** BEGIN DATA PROVIDED **

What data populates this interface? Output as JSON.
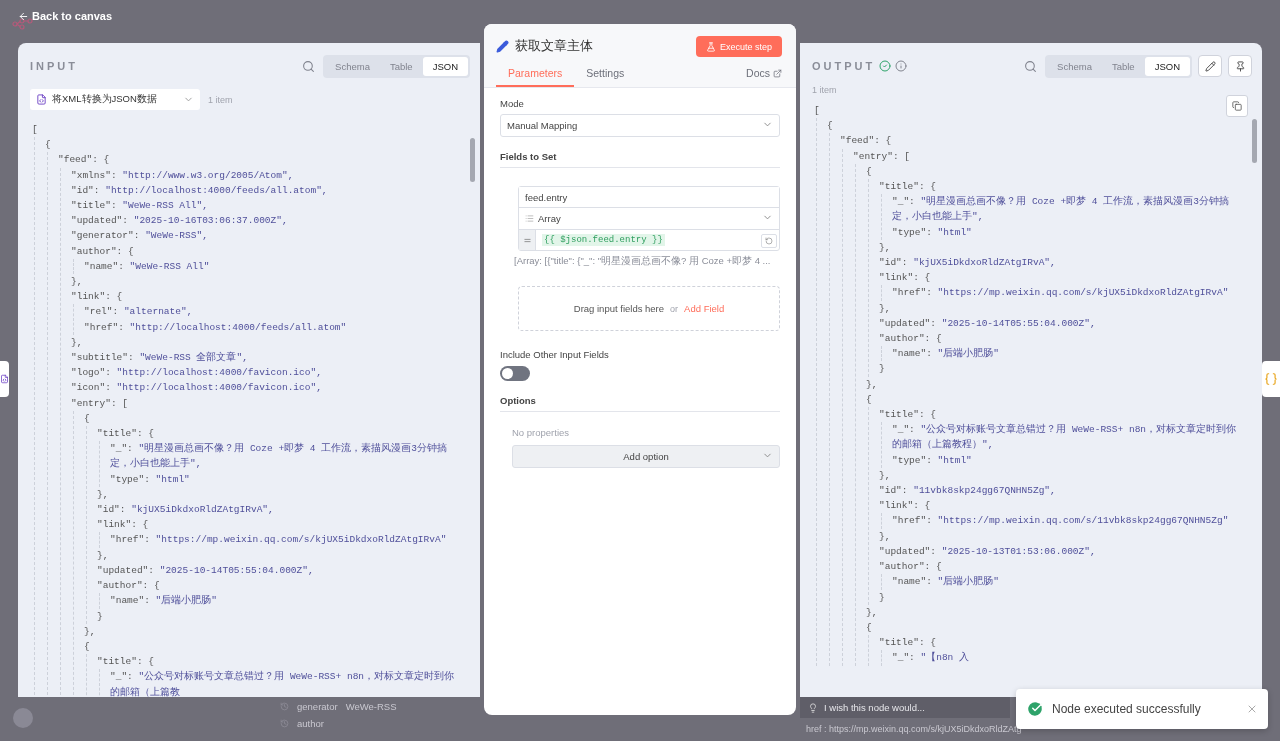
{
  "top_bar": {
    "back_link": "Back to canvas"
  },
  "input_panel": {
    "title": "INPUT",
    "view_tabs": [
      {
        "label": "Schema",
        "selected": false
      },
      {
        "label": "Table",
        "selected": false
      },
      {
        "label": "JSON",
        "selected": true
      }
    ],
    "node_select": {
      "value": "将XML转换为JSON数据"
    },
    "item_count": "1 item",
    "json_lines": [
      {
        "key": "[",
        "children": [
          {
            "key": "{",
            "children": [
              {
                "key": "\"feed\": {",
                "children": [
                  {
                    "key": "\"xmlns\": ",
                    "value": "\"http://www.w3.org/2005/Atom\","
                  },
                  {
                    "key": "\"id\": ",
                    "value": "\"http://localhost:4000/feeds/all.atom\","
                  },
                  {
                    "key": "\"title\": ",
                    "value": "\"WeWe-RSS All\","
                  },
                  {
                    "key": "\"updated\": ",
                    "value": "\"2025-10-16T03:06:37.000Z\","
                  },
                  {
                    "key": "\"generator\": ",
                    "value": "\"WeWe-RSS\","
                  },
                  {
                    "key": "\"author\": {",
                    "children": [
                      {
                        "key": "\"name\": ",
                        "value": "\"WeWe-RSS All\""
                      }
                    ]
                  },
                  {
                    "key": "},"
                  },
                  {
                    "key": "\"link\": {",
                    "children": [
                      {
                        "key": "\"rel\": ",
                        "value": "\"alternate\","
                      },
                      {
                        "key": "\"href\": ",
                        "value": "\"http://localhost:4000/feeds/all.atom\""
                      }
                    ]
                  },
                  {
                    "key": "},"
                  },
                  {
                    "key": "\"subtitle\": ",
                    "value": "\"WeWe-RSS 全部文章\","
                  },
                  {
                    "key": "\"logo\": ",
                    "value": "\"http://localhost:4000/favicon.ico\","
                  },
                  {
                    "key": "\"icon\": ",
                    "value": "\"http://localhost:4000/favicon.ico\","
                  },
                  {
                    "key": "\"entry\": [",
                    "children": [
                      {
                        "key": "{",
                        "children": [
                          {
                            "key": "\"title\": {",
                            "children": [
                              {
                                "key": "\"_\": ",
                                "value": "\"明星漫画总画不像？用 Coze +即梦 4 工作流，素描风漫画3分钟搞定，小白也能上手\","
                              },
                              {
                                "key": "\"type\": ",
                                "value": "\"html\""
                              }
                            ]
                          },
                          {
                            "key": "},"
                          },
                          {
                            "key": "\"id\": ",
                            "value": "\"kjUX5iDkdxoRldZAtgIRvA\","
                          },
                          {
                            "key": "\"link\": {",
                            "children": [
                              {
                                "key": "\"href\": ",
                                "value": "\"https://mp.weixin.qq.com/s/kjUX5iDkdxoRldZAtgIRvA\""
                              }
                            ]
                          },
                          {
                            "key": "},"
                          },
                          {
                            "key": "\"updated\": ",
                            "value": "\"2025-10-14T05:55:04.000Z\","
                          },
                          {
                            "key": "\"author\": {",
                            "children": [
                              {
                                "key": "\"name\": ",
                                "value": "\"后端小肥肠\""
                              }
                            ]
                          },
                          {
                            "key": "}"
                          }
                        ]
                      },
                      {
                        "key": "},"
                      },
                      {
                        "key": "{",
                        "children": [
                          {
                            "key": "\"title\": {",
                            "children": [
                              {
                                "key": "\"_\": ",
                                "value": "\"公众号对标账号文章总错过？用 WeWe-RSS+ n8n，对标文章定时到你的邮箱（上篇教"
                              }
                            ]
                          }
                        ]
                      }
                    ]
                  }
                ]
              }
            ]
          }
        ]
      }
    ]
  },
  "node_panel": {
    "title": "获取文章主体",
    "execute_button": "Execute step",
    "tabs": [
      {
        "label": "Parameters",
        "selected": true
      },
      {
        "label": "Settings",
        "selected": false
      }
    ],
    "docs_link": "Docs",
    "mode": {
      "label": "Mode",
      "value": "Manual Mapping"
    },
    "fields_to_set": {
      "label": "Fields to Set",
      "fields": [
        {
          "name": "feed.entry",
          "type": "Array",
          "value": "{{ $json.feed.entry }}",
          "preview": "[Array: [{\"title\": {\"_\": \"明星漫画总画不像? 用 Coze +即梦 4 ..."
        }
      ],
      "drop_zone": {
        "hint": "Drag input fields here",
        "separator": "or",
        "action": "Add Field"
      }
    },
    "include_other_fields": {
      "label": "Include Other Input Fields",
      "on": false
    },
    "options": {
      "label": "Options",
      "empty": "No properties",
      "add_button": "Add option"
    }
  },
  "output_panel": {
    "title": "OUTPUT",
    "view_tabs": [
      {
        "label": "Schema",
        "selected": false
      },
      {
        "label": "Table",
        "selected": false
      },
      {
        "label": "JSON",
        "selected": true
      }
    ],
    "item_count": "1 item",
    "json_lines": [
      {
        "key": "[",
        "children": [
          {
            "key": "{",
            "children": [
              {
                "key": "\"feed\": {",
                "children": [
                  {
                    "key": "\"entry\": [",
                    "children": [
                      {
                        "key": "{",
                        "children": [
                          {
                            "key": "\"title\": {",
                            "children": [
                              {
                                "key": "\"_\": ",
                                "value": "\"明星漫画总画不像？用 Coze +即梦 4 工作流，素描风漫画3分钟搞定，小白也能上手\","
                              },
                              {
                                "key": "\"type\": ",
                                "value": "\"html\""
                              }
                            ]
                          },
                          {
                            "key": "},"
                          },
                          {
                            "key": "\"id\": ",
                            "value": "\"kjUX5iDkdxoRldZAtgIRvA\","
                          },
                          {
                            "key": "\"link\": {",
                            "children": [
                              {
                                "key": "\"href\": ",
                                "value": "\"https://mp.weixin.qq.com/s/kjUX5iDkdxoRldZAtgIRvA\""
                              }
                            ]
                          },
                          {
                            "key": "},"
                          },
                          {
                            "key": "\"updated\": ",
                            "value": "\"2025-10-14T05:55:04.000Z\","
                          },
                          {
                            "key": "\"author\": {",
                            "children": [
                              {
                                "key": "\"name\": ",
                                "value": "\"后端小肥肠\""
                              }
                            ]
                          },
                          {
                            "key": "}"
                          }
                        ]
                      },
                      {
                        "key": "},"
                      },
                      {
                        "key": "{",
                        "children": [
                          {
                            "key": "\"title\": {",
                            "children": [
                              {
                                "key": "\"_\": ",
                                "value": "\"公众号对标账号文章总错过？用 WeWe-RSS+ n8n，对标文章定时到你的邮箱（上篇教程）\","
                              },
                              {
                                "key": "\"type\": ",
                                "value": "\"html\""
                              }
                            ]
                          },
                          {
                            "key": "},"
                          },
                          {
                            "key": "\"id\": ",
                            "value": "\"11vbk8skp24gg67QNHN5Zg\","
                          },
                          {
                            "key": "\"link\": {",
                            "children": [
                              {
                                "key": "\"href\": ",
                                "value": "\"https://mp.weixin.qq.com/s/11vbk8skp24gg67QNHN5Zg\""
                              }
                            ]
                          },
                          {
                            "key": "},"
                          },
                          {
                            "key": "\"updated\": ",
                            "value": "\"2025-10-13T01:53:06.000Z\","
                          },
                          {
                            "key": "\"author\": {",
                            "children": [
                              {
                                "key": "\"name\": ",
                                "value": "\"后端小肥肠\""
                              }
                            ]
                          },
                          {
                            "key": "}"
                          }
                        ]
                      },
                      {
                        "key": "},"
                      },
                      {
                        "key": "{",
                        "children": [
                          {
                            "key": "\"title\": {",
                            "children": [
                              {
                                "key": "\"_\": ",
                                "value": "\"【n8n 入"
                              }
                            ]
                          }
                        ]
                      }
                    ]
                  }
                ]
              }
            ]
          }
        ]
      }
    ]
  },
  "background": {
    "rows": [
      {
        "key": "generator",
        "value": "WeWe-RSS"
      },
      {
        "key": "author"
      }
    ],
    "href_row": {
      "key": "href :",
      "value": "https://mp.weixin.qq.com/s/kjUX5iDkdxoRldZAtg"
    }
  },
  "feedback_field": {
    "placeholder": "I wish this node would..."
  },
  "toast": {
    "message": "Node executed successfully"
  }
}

** END DATA PROVIDED **

(TASK DETAILS):
Search the listing for the word "entry" and return each line that holds it.

(SOLUTION TO THIS PROBLEM):
                    "key": "\"entry\": [",
          "name": "feed.entry",
          "value": "{{ $json.feed.entry }}",
                    "key": "\"entry\": [",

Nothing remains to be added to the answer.